Skip the images and return the records below exactly.

--- Data for the task ---

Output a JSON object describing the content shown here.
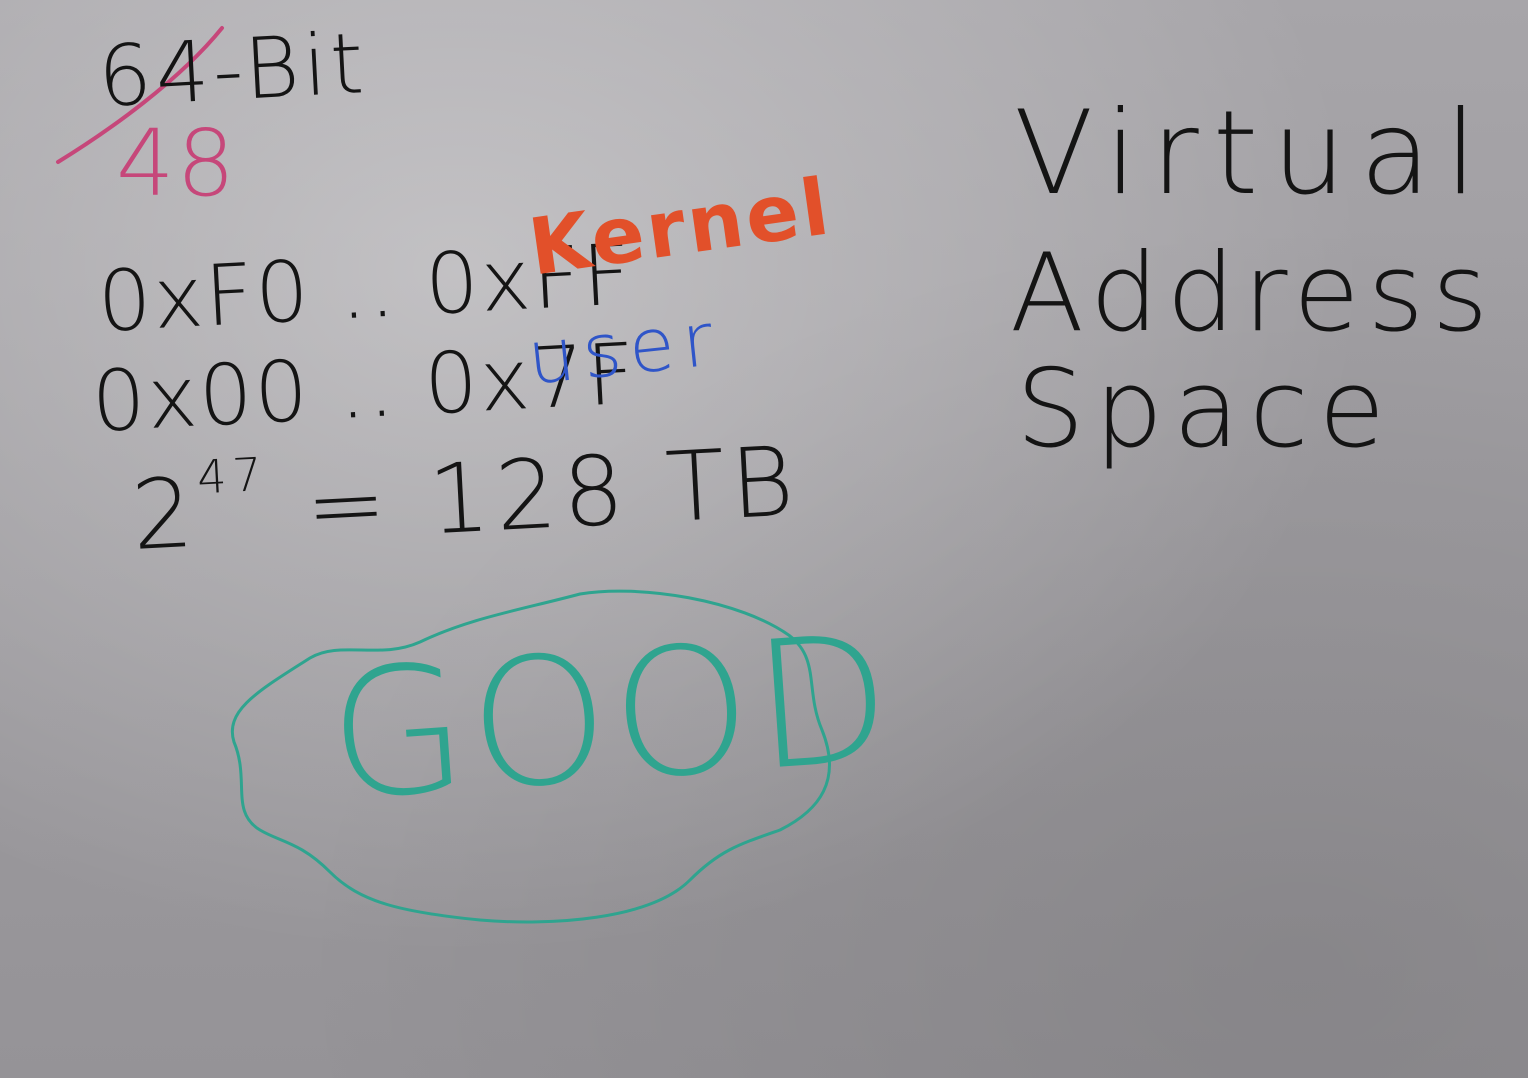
{
  "whiteboard": {
    "heading_crossed": "64-Bit",
    "heading_correction": "48",
    "kernel_range": "0xF0 .. 0xFF",
    "kernel_label": "Kernel",
    "user_range": "0x00 .. 0x7F",
    "user_label": "user",
    "equation_base": "2",
    "equation_exponent": "47",
    "equation_result": "= 128 TB",
    "good_word": "GOOD",
    "title_line1": "Virtual",
    "title_line2": "Address",
    "title_line3": "Space"
  },
  "colors": {
    "black_marker": "#141414",
    "pink_marker": "#c6477a",
    "red_marker": "#e2502a",
    "blue_marker": "#2f55c8",
    "teal_marker": "#2fa48f",
    "board": "#9e9ca0"
  }
}
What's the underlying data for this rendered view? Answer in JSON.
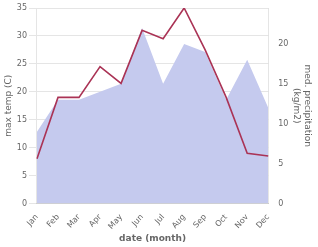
{
  "chart_data": {
    "type": "line",
    "categories": [
      "Jan",
      "Feb",
      "Mar",
      "Apr",
      "May",
      "Jun",
      "Jul",
      "Aug",
      "Sep",
      "Oct",
      "Nov",
      "Dec"
    ],
    "xlabel": "date (month)",
    "ylabel": "max temp (C)",
    "y2label": "med. precipitation\n(kg/m2)",
    "series": [
      {
        "type": "line",
        "color": "#aa3355",
        "values": [
          8.0,
          19.0,
          19.0,
          24.5,
          21.5,
          31.0,
          29.5,
          35.0,
          27.5,
          19.0,
          9.0,
          8.5
        ]
      },
      {
        "type": "area",
        "axis": "y2",
        "color": "#c5caee",
        "values": [
          9.0,
          13.0,
          13.0,
          14.0,
          15.0,
          22.0,
          15.0,
          20.0,
          19.0,
          13.0,
          18.0,
          12.0
        ]
      }
    ],
    "ylim": [
      0,
      35
    ],
    "yticks": [
      0,
      5,
      10,
      15,
      20,
      25,
      30,
      35
    ],
    "y2lim": [
      0,
      24.5
    ],
    "y2ticks": [
      0,
      5,
      10,
      15,
      20
    ],
    "grid": true
  }
}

---

_Result below_
Output a JSON object describing the content shown here.
{
  "whiteboard": {
    "heading_crossed": "64-Bit",
    "heading_correction": "48",
    "kernel_range": "0xF0 .. 0xFF",
    "kernel_label": "Kernel",
    "user_range": "0x00 .. 0x7F",
    "user_label": "user",
    "equation_base": "2",
    "equation_exponent": "47",
    "equation_result": "= 128 TB",
    "good_word": "GOOD",
    "title_line1": "Virtual",
    "title_line2": "Address",
    "title_line3": "Space"
  },
  "colors": {
    "black_marker": "#141414",
    "pink_marker": "#c6477a",
    "red_marker": "#e2502a",
    "blue_marker": "#2f55c8",
    "teal_marker": "#2fa48f",
    "board": "#9e9ca0"
  }
}
What's the underlying data for this rendered view? Answer in JSON.
{
  "chart_data": {
    "type": "line",
    "categories": [
      "Jan",
      "Feb",
      "Mar",
      "Apr",
      "May",
      "Jun",
      "Jul",
      "Aug",
      "Sep",
      "Oct",
      "Nov",
      "Dec"
    ],
    "xlabel": "date (month)",
    "ylabel": "max temp (C)",
    "y2label": "med. precipitation\n(kg/m2)",
    "series": [
      {
        "type": "line",
        "color": "#aa3355",
        "values": [
          8.0,
          19.0,
          19.0,
          24.5,
          21.5,
          31.0,
          29.5,
          35.0,
          27.5,
          19.0,
          9.0,
          8.5
        ]
      },
      {
        "type": "area",
        "axis": "y2",
        "color": "#c5caee",
        "values": [
          9.0,
          13.0,
          13.0,
          14.0,
          15.0,
          22.0,
          15.0,
          20.0,
          19.0,
          13.0,
          18.0,
          12.0
        ]
      }
    ],
    "ylim": [
      0,
      35
    ],
    "yticks": [
      0,
      5,
      10,
      15,
      20,
      25,
      30,
      35
    ],
    "y2lim": [
      0,
      24.5
    ],
    "y2ticks": [
      0,
      5,
      10,
      15,
      20
    ],
    "grid": true
  }
}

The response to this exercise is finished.